PROBLEM STATEMENT:
Copy out each line in the material below that has the word "emoji".
-=-=-=-=-
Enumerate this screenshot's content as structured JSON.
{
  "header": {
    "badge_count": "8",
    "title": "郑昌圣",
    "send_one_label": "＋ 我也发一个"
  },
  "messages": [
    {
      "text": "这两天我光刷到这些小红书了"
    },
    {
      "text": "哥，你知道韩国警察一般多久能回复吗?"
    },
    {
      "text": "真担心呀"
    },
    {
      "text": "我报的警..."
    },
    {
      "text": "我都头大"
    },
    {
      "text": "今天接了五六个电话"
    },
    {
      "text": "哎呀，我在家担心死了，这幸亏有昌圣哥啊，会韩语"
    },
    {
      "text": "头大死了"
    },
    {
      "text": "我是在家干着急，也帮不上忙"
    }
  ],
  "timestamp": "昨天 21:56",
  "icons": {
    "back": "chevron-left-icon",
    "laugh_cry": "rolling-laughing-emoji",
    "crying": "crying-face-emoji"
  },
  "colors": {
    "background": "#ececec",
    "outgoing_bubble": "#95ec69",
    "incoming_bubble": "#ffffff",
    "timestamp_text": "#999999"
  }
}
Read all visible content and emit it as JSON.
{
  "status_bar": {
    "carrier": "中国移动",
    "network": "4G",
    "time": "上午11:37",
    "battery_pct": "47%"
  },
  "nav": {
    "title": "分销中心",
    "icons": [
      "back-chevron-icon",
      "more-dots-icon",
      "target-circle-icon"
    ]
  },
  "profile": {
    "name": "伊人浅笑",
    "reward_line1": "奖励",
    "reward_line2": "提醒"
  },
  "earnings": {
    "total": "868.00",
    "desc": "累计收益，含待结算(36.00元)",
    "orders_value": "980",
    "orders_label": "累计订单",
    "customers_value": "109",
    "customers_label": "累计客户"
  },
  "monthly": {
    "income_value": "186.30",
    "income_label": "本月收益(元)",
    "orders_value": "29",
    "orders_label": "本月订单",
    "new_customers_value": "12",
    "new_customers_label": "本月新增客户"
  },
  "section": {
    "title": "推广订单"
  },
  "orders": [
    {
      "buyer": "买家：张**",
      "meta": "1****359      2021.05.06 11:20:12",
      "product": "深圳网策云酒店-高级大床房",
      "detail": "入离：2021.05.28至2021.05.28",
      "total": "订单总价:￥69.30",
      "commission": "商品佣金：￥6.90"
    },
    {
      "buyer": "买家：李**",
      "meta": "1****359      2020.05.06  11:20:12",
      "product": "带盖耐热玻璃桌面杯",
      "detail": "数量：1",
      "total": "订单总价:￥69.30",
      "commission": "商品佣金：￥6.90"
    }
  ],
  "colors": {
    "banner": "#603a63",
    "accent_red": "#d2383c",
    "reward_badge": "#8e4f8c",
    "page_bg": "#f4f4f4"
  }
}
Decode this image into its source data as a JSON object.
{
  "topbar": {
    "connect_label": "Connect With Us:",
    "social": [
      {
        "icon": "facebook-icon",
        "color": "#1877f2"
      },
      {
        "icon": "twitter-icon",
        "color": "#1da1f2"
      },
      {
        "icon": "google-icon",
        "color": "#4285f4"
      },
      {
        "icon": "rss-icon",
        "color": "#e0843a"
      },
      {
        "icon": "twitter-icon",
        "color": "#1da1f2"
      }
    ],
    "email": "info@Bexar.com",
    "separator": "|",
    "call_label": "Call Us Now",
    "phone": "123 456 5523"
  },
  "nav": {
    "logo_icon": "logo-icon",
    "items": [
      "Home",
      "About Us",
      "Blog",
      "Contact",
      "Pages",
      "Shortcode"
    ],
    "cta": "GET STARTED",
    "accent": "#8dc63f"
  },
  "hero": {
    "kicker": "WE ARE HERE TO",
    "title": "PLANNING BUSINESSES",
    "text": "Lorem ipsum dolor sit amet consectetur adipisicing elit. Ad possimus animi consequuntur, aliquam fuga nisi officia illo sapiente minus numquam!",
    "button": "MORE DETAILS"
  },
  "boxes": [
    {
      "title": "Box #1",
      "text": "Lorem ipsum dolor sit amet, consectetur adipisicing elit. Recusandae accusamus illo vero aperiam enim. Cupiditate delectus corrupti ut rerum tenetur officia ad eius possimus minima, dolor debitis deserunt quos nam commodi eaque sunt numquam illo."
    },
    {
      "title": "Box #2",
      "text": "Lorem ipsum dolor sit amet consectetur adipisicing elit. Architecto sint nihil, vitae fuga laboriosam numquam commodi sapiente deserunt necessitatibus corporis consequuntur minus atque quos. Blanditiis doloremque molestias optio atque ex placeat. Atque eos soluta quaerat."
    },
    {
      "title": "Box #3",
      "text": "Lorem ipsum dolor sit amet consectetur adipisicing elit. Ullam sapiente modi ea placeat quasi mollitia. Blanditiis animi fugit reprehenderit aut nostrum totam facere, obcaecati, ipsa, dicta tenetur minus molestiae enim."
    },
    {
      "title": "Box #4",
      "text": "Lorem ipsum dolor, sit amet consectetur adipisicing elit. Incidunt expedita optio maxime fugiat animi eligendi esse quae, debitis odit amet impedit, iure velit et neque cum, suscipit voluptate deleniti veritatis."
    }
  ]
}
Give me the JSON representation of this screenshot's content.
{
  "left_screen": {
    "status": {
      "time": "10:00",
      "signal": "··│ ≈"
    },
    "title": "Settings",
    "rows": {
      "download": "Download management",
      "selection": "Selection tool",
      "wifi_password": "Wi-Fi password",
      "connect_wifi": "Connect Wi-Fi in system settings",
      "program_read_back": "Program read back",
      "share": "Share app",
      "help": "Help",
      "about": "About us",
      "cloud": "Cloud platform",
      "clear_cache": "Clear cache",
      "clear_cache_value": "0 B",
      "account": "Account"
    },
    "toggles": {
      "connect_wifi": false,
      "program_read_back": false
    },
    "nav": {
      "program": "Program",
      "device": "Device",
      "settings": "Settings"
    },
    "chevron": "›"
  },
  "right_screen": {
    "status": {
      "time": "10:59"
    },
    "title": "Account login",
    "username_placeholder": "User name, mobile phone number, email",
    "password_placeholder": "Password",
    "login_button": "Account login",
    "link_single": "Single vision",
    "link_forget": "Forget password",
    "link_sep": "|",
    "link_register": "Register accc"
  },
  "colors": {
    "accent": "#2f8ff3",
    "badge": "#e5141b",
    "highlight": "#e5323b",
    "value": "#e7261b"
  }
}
-=-=-=-=-
RESPONSE TO THE TASK:
    "laugh_cry": "rolling-laughing-emoji",
    "crying": "crying-face-emoji"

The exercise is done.